Recorded information:
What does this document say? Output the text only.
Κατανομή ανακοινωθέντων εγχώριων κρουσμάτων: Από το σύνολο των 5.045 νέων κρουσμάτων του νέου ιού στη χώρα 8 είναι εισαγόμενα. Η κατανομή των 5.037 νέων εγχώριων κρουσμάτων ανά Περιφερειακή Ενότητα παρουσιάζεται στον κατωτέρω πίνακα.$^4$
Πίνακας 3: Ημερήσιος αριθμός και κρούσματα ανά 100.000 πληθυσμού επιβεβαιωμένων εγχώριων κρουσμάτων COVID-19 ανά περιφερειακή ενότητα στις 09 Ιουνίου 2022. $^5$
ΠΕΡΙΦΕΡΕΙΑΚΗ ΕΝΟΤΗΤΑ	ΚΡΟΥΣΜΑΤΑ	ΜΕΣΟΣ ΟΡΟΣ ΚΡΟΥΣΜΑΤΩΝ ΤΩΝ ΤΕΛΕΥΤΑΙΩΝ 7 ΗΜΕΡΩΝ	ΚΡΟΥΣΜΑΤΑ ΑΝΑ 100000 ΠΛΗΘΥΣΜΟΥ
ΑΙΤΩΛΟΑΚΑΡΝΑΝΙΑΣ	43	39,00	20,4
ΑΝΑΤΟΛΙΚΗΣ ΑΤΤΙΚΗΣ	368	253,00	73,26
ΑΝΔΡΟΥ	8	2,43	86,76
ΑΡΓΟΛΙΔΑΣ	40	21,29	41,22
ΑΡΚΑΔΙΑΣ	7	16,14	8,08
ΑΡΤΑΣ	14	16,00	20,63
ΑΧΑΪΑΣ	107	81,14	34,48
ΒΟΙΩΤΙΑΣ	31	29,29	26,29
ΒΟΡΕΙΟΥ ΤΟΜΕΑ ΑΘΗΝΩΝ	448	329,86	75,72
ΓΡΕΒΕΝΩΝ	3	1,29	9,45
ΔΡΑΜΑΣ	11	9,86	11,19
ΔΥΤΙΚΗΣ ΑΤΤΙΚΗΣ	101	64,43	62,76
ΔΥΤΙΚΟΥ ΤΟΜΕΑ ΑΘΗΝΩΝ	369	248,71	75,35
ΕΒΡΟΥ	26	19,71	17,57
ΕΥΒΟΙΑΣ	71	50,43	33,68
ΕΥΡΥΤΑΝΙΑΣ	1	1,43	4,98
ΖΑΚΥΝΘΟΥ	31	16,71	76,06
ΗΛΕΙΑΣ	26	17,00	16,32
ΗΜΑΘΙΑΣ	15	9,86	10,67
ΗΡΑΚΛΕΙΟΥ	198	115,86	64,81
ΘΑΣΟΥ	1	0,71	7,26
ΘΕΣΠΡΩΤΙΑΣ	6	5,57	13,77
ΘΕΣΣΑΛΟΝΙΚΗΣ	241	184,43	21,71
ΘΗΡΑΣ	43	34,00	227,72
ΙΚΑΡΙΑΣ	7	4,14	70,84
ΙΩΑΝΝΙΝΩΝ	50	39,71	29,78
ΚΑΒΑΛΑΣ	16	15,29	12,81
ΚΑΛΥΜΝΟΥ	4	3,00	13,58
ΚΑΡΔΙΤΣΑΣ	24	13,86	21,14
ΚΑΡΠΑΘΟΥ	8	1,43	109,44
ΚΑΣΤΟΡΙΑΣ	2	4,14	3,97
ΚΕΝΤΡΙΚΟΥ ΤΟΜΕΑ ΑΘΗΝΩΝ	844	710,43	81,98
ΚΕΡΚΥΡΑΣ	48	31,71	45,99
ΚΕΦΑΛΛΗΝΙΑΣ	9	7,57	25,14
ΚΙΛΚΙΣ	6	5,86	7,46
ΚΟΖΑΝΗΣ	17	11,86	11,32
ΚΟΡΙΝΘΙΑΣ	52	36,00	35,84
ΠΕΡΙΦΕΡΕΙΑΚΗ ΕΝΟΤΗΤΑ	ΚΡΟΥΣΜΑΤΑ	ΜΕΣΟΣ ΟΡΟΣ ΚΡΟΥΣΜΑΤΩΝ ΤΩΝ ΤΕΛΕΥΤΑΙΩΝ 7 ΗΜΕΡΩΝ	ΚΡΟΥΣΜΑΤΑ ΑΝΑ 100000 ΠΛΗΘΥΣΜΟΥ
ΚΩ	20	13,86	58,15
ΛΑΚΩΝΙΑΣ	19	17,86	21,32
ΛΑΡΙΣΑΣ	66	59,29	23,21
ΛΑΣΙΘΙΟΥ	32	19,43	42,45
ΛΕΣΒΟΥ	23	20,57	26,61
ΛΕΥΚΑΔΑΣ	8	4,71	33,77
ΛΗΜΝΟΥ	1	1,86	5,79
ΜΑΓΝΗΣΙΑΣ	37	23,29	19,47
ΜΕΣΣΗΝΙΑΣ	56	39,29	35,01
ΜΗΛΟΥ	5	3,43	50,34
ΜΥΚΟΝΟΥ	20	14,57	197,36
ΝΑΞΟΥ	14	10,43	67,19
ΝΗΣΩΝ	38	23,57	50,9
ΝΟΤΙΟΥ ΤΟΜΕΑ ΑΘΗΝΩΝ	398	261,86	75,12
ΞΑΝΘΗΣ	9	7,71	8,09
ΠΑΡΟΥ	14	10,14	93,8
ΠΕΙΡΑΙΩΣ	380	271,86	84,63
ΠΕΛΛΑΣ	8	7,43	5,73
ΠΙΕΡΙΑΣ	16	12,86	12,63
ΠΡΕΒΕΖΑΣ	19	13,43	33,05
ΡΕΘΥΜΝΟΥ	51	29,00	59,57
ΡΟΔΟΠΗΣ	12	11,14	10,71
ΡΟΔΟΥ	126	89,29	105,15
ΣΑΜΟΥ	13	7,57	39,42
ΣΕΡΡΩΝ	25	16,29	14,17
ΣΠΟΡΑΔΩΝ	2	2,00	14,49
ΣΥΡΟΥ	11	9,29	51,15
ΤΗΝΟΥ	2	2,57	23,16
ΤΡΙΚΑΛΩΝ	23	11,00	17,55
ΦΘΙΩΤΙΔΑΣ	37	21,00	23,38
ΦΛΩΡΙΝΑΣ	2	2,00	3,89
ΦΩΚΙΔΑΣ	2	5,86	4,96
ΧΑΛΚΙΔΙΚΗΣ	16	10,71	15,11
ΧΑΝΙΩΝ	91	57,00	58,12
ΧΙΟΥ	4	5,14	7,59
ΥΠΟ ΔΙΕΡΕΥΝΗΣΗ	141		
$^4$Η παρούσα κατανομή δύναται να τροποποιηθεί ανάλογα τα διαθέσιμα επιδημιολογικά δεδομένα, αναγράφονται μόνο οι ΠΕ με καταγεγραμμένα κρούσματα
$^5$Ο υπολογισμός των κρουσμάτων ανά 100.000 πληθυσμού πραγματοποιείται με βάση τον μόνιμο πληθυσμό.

Job: Retype all of the material, keeping each line exact.

Task result:
What does this document say? Output the text only.
Κατανομή ανακοινωθέντων εγχώριων κρουσμάτων: Από το σύνολο των 5.045 νέων κρουσμάτων του νέου ιού στη χώρα 8 είναι εισαγόμενα. Η κατανομή των 5.037 νέων εγχώριων κρουσμάτων ανά Περιφερειακή Ενότητα παρουσιάζεται στον κατωτέρω πίνακα.$^4$
Πίνακας 3: Ημερήσιος αριθμός και κρούσματα ανά 100.000 πληθυσμού επιβεβαιωμένων εγχώριων κρουσμάτων COVID-19 ανά περιφερειακή ενότητα στις 09 Ιουνίου 2022. $^5$
ΠΕΡΙΦΕΡΕΙΑΚΗ ΕΝΟΤΗΤΑ	ΚΡΟΥΣΜΑΤΑ	ΜΕΣΟΣ ΟΡΟΣ ΚΡΟΥΣΜΑΤΩΝ ΤΩΝ ΤΕΛΕΥΤΑΙΩΝ 7 ΗΜΕΡΩΝ	ΚΡΟΥΣΜΑΤΑ ΑΝΑ 100000 ΠΛΗΘΥΣΜΟΥ
ΑΙΤΩΛΟΑΚΑΡΝΑΝΙΑΣ	43	39,00	20,4
ΑΝΑΤΟΛΙΚΗΣ ΑΤΤΙΚΗΣ	368	253,00	73,26
ΑΝΔΡΟΥ	8	2,43	86,76
ΑΡΓΟΛΙΔΑΣ	40	21,29	41,22
ΑΡΚΑΔΙΑΣ	7	16,14	8,08
ΑΡΤΑΣ	14	16,00	20,63
ΑΧΑΪΑΣ	107	81,14	34,48
ΒΟΙΩΤΙΑΣ	31	29,29	26,29
ΒΟΡΕΙΟΥ ΤΟΜΕΑ ΑΘΗΝΩΝ	448	329,86	75,72
ΓΡΕΒΕΝΩΝ	3	1,29	9,45
ΔΡΑΜΑΣ	11	9,86	11,19
ΔΥΤΙΚΗΣ ΑΤΤΙΚΗΣ	101	64,43	62,76
ΔΥΤΙΚΟΥ ΤΟΜΕΑ ΑΘΗΝΩΝ	369	248,71	75,35
ΕΒΡΟΥ	26	19,71	17,57
ΕΥΒΟΙΑΣ	71	50,43	33,68
ΕΥΡΥΤΑΝΙΑΣ	1	1,43	4,98
ΖΑΚΥΝΘΟΥ	31	16,71	76,06
ΗΛΕΙΑΣ	26	17,00	16,32
ΗΜΑΘΙΑΣ	15	9,86	10,67
ΗΡΑΚΛΕΙΟΥ	198	115,86	64,81
ΘΑΣΟΥ	1	0,71	7,26
ΘΕΣΠΡΩΤΙΑΣ	6	5,57	13,77
ΘΕΣΣΑΛΟΝΙΚΗΣ	241	184,43	21,71
ΘΗΡΑΣ	43	34,00	227,72
ΙΚΑΡΙΑΣ	7	4,14	70,84
ΙΩΑΝΝΙΝΩΝ	50	39,71	29,78
ΚΑΒΑΛΑΣ	16	15,29	12,81
ΚΑΛΥΜΝΟΥ	4	3,00	13,58
ΚΑΡΔΙΤΣΑΣ	24	13,86	21,14
ΚΑΡΠΑΘΟΥ	8	1,43	109,44
ΚΑΣΤΟΡΙΑΣ	2	4,14	3,97
ΚΕΝΤΡΙΚΟΥ ΤΟΜΕΑ ΑΘΗΝΩΝ	844	710,43	81,98
ΚΕΡΚΥΡΑΣ	48	31,71	45,99
ΚΕΦΑΛΛΗΝΙΑΣ	9	7,57	25,14
ΚΙΛΚΙΣ	6	5,86	7,46
ΚΟΖΑΝΗΣ	17	11,86	11,32
ΚΟΡΙΝΘΙΑΣ	52	36,00	35,84
ΠΕΡΙΦΕΡΕΙΑΚΗ ΕΝΟΤΗΤΑ	ΚΡΟΥΣΜΑΤΑ	ΜΕΣΟΣ ΟΡΟΣ ΚΡΟΥΣΜΑΤΩΝ ΤΩΝ ΤΕΛΕΥΤΑΙΩΝ 7 ΗΜΕΡΩΝ	ΚΡΟΥΣΜΑΤΑ ΑΝΑ 100000 ΠΛΗΘΥΣΜΟΥ
ΚΩ	20	13,86	58,15
ΛΑΚΩΝΙΑΣ	19	17,86	21,32
ΛΑΡΙΣΑΣ	66	59,29	23,21
ΛΑΣΙΘΙΟΥ	32	19,43	42,45
ΛΕΣΒΟΥ	23	20,57	26,61
ΛΕΥΚΑΔΑΣ	8	4,71	33,77
ΛΗΜΝΟΥ	1	1,86	5,79
ΜΑΓΝΗΣΙΑΣ	37	23,29	19,47
ΜΕΣΣΗΝΙΑΣ	56	39,29	35,01
ΜΗΛΟΥ	5	3,43	50,34
ΜΥΚΟΝΟΥ	20	14,57	197,36
ΝΑΞΟΥ	14	10,43	67,19
ΝΗΣΩΝ	38	23,57	50,9
ΝΟΤΙΟΥ ΤΟΜΕΑ ΑΘΗΝΩΝ	398	261,86	75,12
ΞΑΝΘΗΣ	9	7,71	8,09
ΠΑΡΟΥ	14	10,14	93,8
ΠΕΙΡΑΙΩΣ	380	271,86	84,63
ΠΕΛΛΑΣ	8	7,43	5,73
ΠΙΕΡΙΑΣ	16	12,86	12,63
ΠΡΕΒΕΖΑΣ	19	13,43	33,05
ΡΕΘΥΜΝΟΥ	51	29,00	59,57
ΡΟΔΟΠΗΣ	12	11,14	10,71
ΡΟΔΟΥ	126	89,29	105,15
ΣΑΜΟΥ	13	7,57	39,42
ΣΕΡΡΩΝ	25	16,29	14,17
ΣΠΟΡΑΔΩΝ	2	2,00	14,49
ΣΥΡΟΥ	11	9,29	51,15
ΤΗΝΟΥ	2	2,57	23,16
ΤΡΙΚΑΛΩΝ	23	11,00	17,55
ΦΘΙΩΤΙΔΑΣ	37	21,00	23,38
ΦΛΩΡΙΝΑΣ	2	2,00	3,89
ΦΩΚΙΔΑΣ	2	5,86	4,96
ΧΑΛΚΙΔΙΚΗΣ	16	10,71	15,11
ΧΑΝΙΩΝ	91	57,00	58,12
ΧΙΟΥ	4	5,14	7,59
ΥΠΟ ΔΙΕΡΕΥΝΗΣΗ	141		
$^4$Η παρούσα κατανομή δύναται να τροποποιηθεί ανάλογα τα διαθέσιμα επιδημιολογικά δεδομένα, αναγράφονται μόνο οι ΠΕ με καταγεγραμμένα κρούσματα
$^5$Ο υπολογισμός των κρουσμάτων ανά 100.000 πληθυσμού πραγματοποιείται με βάση τον μόνιμο πληθυσμό.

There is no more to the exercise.